• [Short problem]:
Give the number of lines below that contain the word "name", and nothing else.

• [Rows from a figure dataset]:
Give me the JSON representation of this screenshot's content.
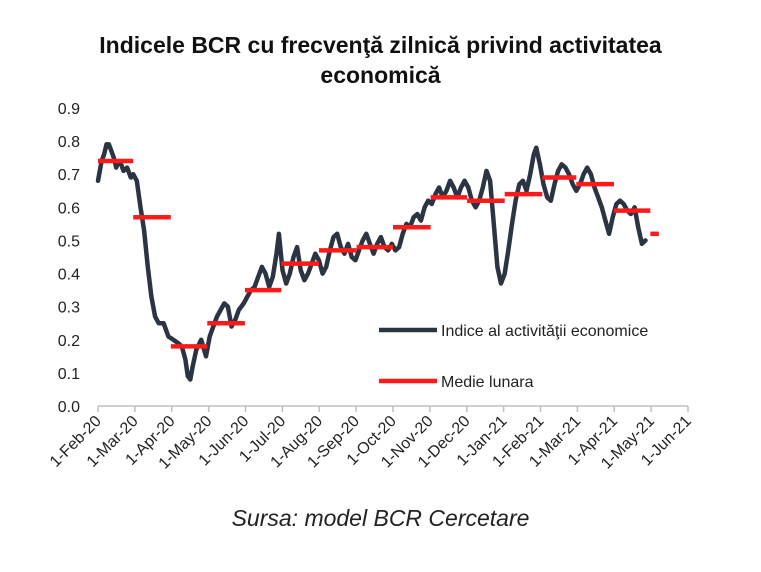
{
  "chart_data": {
    "type": "line",
    "title_lines": [
      "Indicele BCR cu frecvenţă zilnică privind activitatea",
      "economică"
    ],
    "source": "Sursa: model BCR Cercetare",
    "ylim": [
      0,
      0.9
    ],
    "yticks": [
      "0.0",
      "0.1",
      "0.2",
      "0.3",
      "0.4",
      "0.5",
      "0.6",
      "0.7",
      "0.8",
      "0.9"
    ],
    "xticks": [
      "1-Feb-20",
      "1-Mar-20",
      "1-Apr-20",
      "1-May-20",
      "1-Jun-20",
      "1-Jul-20",
      "1-Aug-20",
      "1-Sep-20",
      "1-Oct-20",
      "1-Nov-20",
      "1-Dec-20",
      "1-Jan-21",
      "1-Feb-21",
      "1-Mar-21",
      "1-Apr-21",
      "1-May-21",
      "1-Jun-21"
    ],
    "legend_position": "right",
    "series": [
      {
        "name": "Indice al activităţii economice",
        "color": "#2b3442",
        "style": "line",
        "points": [
          [
            "2020-02-01",
            0.68
          ],
          [
            "2020-02-02",
            0.7
          ],
          [
            "2020-02-04",
            0.74
          ],
          [
            "2020-02-06",
            0.76
          ],
          [
            "2020-02-08",
            0.79
          ],
          [
            "2020-02-10",
            0.79
          ],
          [
            "2020-02-12",
            0.77
          ],
          [
            "2020-02-14",
            0.75
          ],
          [
            "2020-02-16",
            0.72
          ],
          [
            "2020-02-18",
            0.74
          ],
          [
            "2020-02-20",
            0.73
          ],
          [
            "2020-02-22",
            0.71
          ],
          [
            "2020-02-25",
            0.72
          ],
          [
            "2020-02-28",
            0.69
          ],
          [
            "2020-03-01",
            0.7
          ],
          [
            "2020-03-04",
            0.68
          ],
          [
            "2020-03-07",
            0.6
          ],
          [
            "2020-03-10",
            0.53
          ],
          [
            "2020-03-13",
            0.42
          ],
          [
            "2020-03-16",
            0.33
          ],
          [
            "2020-03-19",
            0.27
          ],
          [
            "2020-03-22",
            0.25
          ],
          [
            "2020-03-26",
            0.25
          ],
          [
            "2020-03-30",
            0.21
          ],
          [
            "2020-04-03",
            0.2
          ],
          [
            "2020-04-07",
            0.19
          ],
          [
            "2020-04-10",
            0.18
          ],
          [
            "2020-04-13",
            0.14
          ],
          [
            "2020-04-15",
            0.09
          ],
          [
            "2020-04-17",
            0.08
          ],
          [
            "2020-04-19",
            0.12
          ],
          [
            "2020-04-22",
            0.17
          ],
          [
            "2020-04-26",
            0.2
          ],
          [
            "2020-04-30",
            0.15
          ],
          [
            "2020-05-03",
            0.21
          ],
          [
            "2020-05-06",
            0.24
          ],
          [
            "2020-05-09",
            0.27
          ],
          [
            "2020-05-12",
            0.29
          ],
          [
            "2020-05-15",
            0.31
          ],
          [
            "2020-05-18",
            0.3
          ],
          [
            "2020-05-21",
            0.24
          ],
          [
            "2020-05-24",
            0.26
          ],
          [
            "2020-05-27",
            0.29
          ],
          [
            "2020-05-31",
            0.31
          ],
          [
            "2020-06-03",
            0.33
          ],
          [
            "2020-06-06",
            0.35
          ],
          [
            "2020-06-09",
            0.36
          ],
          [
            "2020-06-12",
            0.39
          ],
          [
            "2020-06-15",
            0.42
          ],
          [
            "2020-06-18",
            0.4
          ],
          [
            "2020-06-21",
            0.36
          ],
          [
            "2020-06-24",
            0.39
          ],
          [
            "2020-06-27",
            0.46
          ],
          [
            "2020-06-29",
            0.52
          ],
          [
            "2020-07-02",
            0.41
          ],
          [
            "2020-07-05",
            0.37
          ],
          [
            "2020-07-08",
            0.4
          ],
          [
            "2020-07-11",
            0.45
          ],
          [
            "2020-07-14",
            0.48
          ],
          [
            "2020-07-17",
            0.41
          ],
          [
            "2020-07-20",
            0.38
          ],
          [
            "2020-07-23",
            0.4
          ],
          [
            "2020-07-26",
            0.43
          ],
          [
            "2020-07-29",
            0.46
          ],
          [
            "2020-08-01",
            0.44
          ],
          [
            "2020-08-04",
            0.4
          ],
          [
            "2020-08-07",
            0.42
          ],
          [
            "2020-08-10",
            0.47
          ],
          [
            "2020-08-13",
            0.51
          ],
          [
            "2020-08-16",
            0.52
          ],
          [
            "2020-08-19",
            0.48
          ],
          [
            "2020-08-22",
            0.46
          ],
          [
            "2020-08-25",
            0.49
          ],
          [
            "2020-08-28",
            0.45
          ],
          [
            "2020-08-31",
            0.44
          ],
          [
            "2020-09-03",
            0.47
          ],
          [
            "2020-09-06",
            0.5
          ],
          [
            "2020-09-09",
            0.52
          ],
          [
            "2020-09-12",
            0.49
          ],
          [
            "2020-09-15",
            0.46
          ],
          [
            "2020-09-18",
            0.49
          ],
          [
            "2020-09-21",
            0.51
          ],
          [
            "2020-09-24",
            0.48
          ],
          [
            "2020-09-27",
            0.47
          ],
          [
            "2020-09-30",
            0.49
          ],
          [
            "2020-10-03",
            0.47
          ],
          [
            "2020-10-06",
            0.48
          ],
          [
            "2020-10-09",
            0.52
          ],
          [
            "2020-10-12",
            0.55
          ],
          [
            "2020-10-15",
            0.54
          ],
          [
            "2020-10-18",
            0.57
          ],
          [
            "2020-10-21",
            0.58
          ],
          [
            "2020-10-24",
            0.56
          ],
          [
            "2020-10-27",
            0.6
          ],
          [
            "2020-10-30",
            0.62
          ],
          [
            "2020-11-02",
            0.61
          ],
          [
            "2020-11-05",
            0.64
          ],
          [
            "2020-11-08",
            0.66
          ],
          [
            "2020-11-11",
            0.63
          ],
          [
            "2020-11-14",
            0.65
          ],
          [
            "2020-11-17",
            0.68
          ],
          [
            "2020-11-20",
            0.66
          ],
          [
            "2020-11-23",
            0.63
          ],
          [
            "2020-11-26",
            0.66
          ],
          [
            "2020-11-29",
            0.68
          ],
          [
            "2020-12-02",
            0.66
          ],
          [
            "2020-12-05",
            0.62
          ],
          [
            "2020-12-08",
            0.6
          ],
          [
            "2020-12-11",
            0.62
          ],
          [
            "2020-12-14",
            0.66
          ],
          [
            "2020-12-17",
            0.71
          ],
          [
            "2020-12-20",
            0.68
          ],
          [
            "2020-12-23",
            0.55
          ],
          [
            "2020-12-26",
            0.42
          ],
          [
            "2020-12-29",
            0.37
          ],
          [
            "2021-01-01",
            0.4
          ],
          [
            "2021-01-04",
            0.47
          ],
          [
            "2021-01-07",
            0.55
          ],
          [
            "2021-01-10",
            0.62
          ],
          [
            "2021-01-13",
            0.67
          ],
          [
            "2021-01-16",
            0.68
          ],
          [
            "2021-01-19",
            0.65
          ],
          [
            "2021-01-22",
            0.7
          ],
          [
            "2021-01-25",
            0.76
          ],
          [
            "2021-01-27",
            0.78
          ],
          [
            "2021-01-30",
            0.73
          ],
          [
            "2021-02-02",
            0.67
          ],
          [
            "2021-02-05",
            0.63
          ],
          [
            "2021-02-08",
            0.62
          ],
          [
            "2021-02-11",
            0.67
          ],
          [
            "2021-02-14",
            0.71
          ],
          [
            "2021-02-17",
            0.73
          ],
          [
            "2021-02-20",
            0.72
          ],
          [
            "2021-02-23",
            0.7
          ],
          [
            "2021-02-26",
            0.67
          ],
          [
            "2021-03-01",
            0.65
          ],
          [
            "2021-03-04",
            0.67
          ],
          [
            "2021-03-07",
            0.7
          ],
          [
            "2021-03-10",
            0.72
          ],
          [
            "2021-03-13",
            0.7
          ],
          [
            "2021-03-16",
            0.66
          ],
          [
            "2021-03-19",
            0.63
          ],
          [
            "2021-03-22",
            0.6
          ],
          [
            "2021-03-25",
            0.56
          ],
          [
            "2021-03-28",
            0.52
          ],
          [
            "2021-03-31",
            0.57
          ],
          [
            "2021-04-03",
            0.61
          ],
          [
            "2021-04-06",
            0.62
          ],
          [
            "2021-04-09",
            0.61
          ],
          [
            "2021-04-12",
            0.59
          ],
          [
            "2021-04-15",
            0.58
          ],
          [
            "2021-04-18",
            0.6
          ],
          [
            "2021-04-21",
            0.54
          ],
          [
            "2021-04-24",
            0.49
          ],
          [
            "2021-04-27",
            0.5
          ]
        ]
      },
      {
        "name": "Medie lunara",
        "color": "#ff1a1a",
        "style": "step",
        "segments": [
          {
            "start": "2020-02-01",
            "end": "2020-03-01",
            "value": 0.74
          },
          {
            "start": "2020-03-01",
            "end": "2020-04-01",
            "value": 0.57
          },
          {
            "start": "2020-04-01",
            "end": "2020-05-01",
            "value": 0.18
          },
          {
            "start": "2020-05-01",
            "end": "2020-06-01",
            "value": 0.25
          },
          {
            "start": "2020-06-01",
            "end": "2020-07-01",
            "value": 0.35
          },
          {
            "start": "2020-07-01",
            "end": "2020-08-01",
            "value": 0.43
          },
          {
            "start": "2020-08-01",
            "end": "2020-09-01",
            "value": 0.47
          },
          {
            "start": "2020-09-01",
            "end": "2020-10-01",
            "value": 0.48
          },
          {
            "start": "2020-10-01",
            "end": "2020-11-01",
            "value": 0.54
          },
          {
            "start": "2020-11-01",
            "end": "2020-12-01",
            "value": 0.63
          },
          {
            "start": "2020-12-01",
            "end": "2021-01-01",
            "value": 0.62
          },
          {
            "start": "2021-01-01",
            "end": "2021-02-01",
            "value": 0.64
          },
          {
            "start": "2021-02-01",
            "end": "2021-03-01",
            "value": 0.69
          },
          {
            "start": "2021-03-01",
            "end": "2021-04-01",
            "value": 0.67
          },
          {
            "start": "2021-04-01",
            "end": "2021-05-01",
            "value": 0.59
          },
          {
            "start": "2021-05-01",
            "end": "2021-05-08",
            "value": 0.52
          }
        ]
      }
    ]
  }
}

• [Written response]:
2